- **Goal of the exercise**: Can all of these lines be returned exactly?

(Stored data)

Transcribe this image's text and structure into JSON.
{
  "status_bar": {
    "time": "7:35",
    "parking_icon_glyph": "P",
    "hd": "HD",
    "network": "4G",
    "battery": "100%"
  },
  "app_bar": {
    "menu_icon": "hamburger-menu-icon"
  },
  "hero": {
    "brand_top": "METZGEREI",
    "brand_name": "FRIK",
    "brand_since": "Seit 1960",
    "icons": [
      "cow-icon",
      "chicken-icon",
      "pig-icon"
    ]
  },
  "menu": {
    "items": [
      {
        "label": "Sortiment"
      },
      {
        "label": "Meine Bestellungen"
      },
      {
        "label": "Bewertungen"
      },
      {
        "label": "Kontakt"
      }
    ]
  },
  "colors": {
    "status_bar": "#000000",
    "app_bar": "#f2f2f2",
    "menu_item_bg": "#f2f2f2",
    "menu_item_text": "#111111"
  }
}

- **Expected answer**:
Transcribe this image's text and structure into JSON.
{
  "status_bar": {
    "time": "7:35",
    "parking_icon_glyph": "P",
    "hd": "HD",
    "network": "4G",
    "battery": "100%"
  },
  "app_bar": {
    "menu_icon": "hamburger-menu-icon"
  },
  "hero": {
    "brand_top": "METZGEREI",
    "brand_name": "FRIK",
    "brand_since": "Seit 1960",
    "icons": [
      "cow-icon",
      "chicken-icon",
      "pig-icon"
    ]
  },
  "menu": {
    "items": [
      {
        "label": "Sortiment"
      },
      {
        "label": "Meine Bestellungen"
      },
      {
        "label": "Bewertungen"
      },
      {
        "label": "Kontakt"
      }
    ]
  },
  "colors": {
    "status_bar": "#000000",
    "app_bar": "#f2f2f2",
    "menu_item_bg": "#f2f2f2",
    "menu_item_text": "#111111"
  }
}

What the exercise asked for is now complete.